- Exercise brief:
Restate the data exactly as given and keep the pictures out.

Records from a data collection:
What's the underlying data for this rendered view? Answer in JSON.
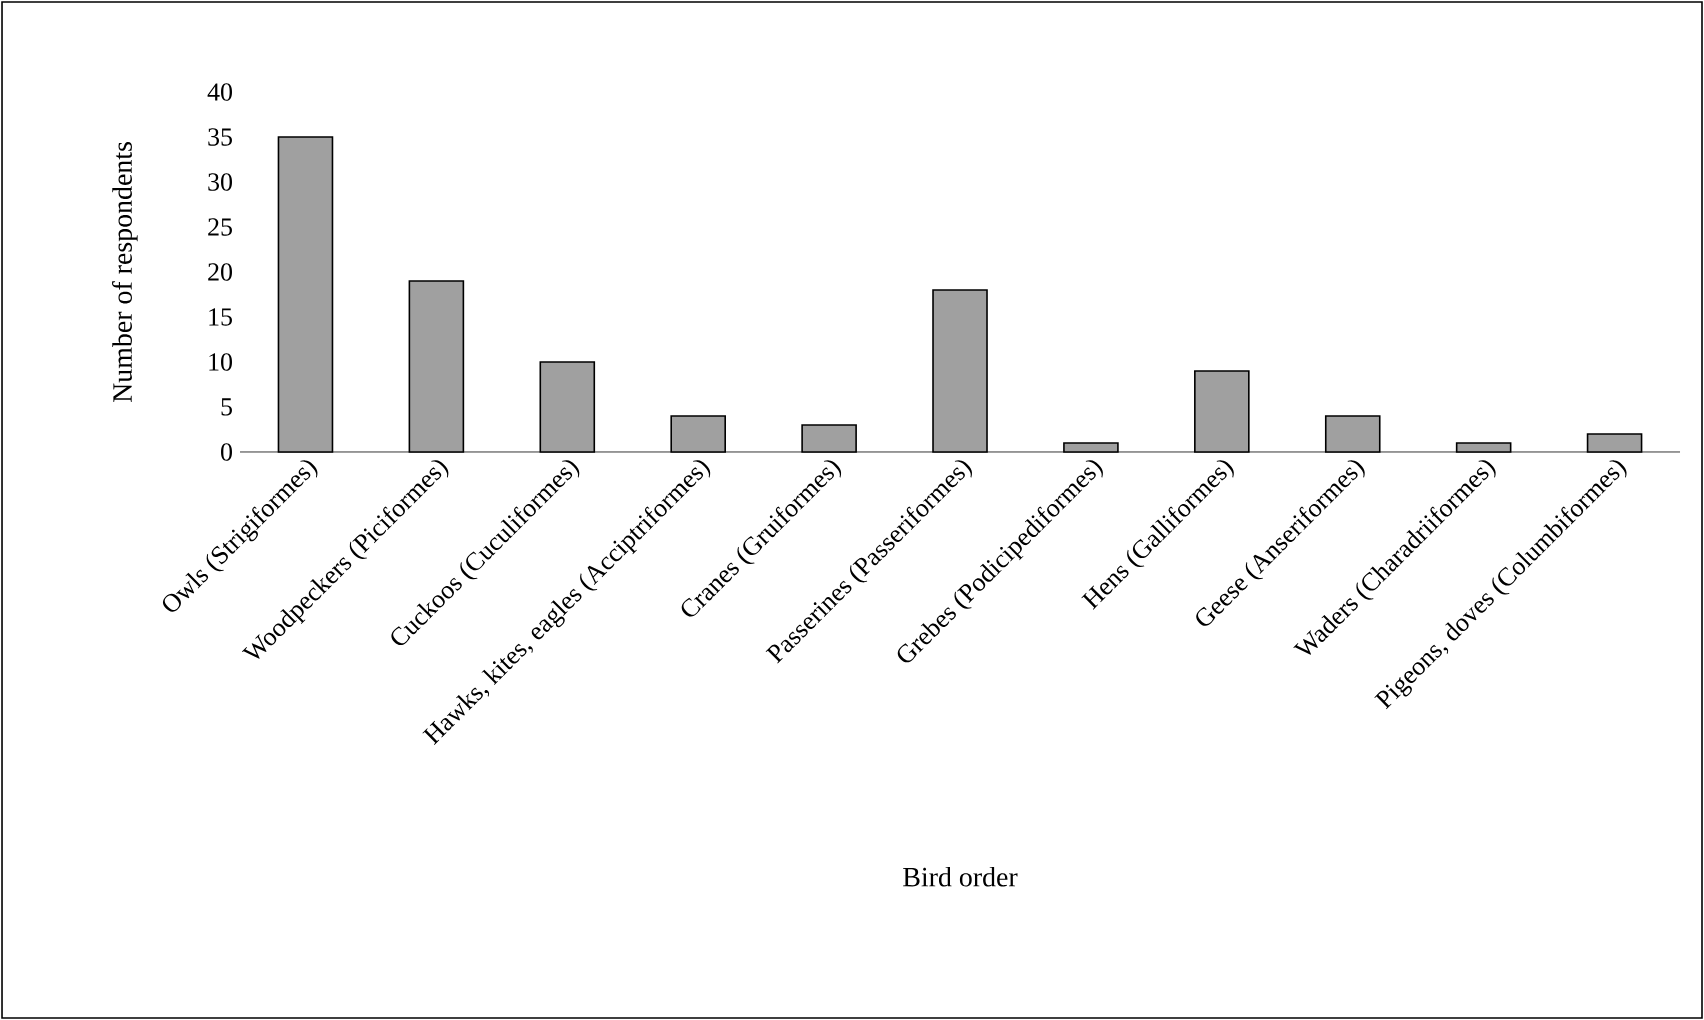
{
  "chart_data": {
    "type": "bar",
    "xlabel": "Bird order",
    "ylabel": "Number of respondents",
    "categories": [
      "Owls (Strigiformes)",
      "Woodpeckers (Piciformes)",
      "Cuckoos (Cuculiformes)",
      "Hawks, kites, eagles (Acciptriformes)",
      "Cranes (Gruiformes)",
      "Passerines (Passeriformes)",
      "Grebes (Podicipediformes)",
      "Hens (Galliformes)",
      "Geese (Anseriformes)",
      "Waders (Charadriiformes)",
      "Pigeons, doves (Columbiformes)"
    ],
    "values": [
      35,
      19,
      10,
      4,
      3,
      18,
      1,
      9,
      4,
      1,
      2
    ],
    "color": "#a0a0a0",
    "ylim": [
      0,
      40
    ],
    "yticks": [
      0,
      5,
      10,
      15,
      20,
      25,
      30,
      35,
      40
    ]
  }
}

- Task solution:
What's the underlying data for this rendered view? Answer in JSON.
{
  "chart_data": {
    "type": "bar",
    "xlabel": "Bird order",
    "ylabel": "Number of respondents",
    "categories": [
      "Owls (Strigiformes)",
      "Woodpeckers (Piciformes)",
      "Cuckoos (Cuculiformes)",
      "Hawks, kites, eagles (Acciptriformes)",
      "Cranes (Gruiformes)",
      "Passerines (Passeriformes)",
      "Grebes (Podicipediformes)",
      "Hens (Galliformes)",
      "Geese (Anseriformes)",
      "Waders (Charadriiformes)",
      "Pigeons, doves (Columbiformes)"
    ],
    "values": [
      35,
      19,
      10,
      4,
      3,
      18,
      1,
      9,
      4,
      1,
      2
    ],
    "color": "#a0a0a0",
    "ylim": [
      0,
      40
    ],
    "yticks": [
      0,
      5,
      10,
      15,
      20,
      25,
      30,
      35,
      40
    ]
  }
}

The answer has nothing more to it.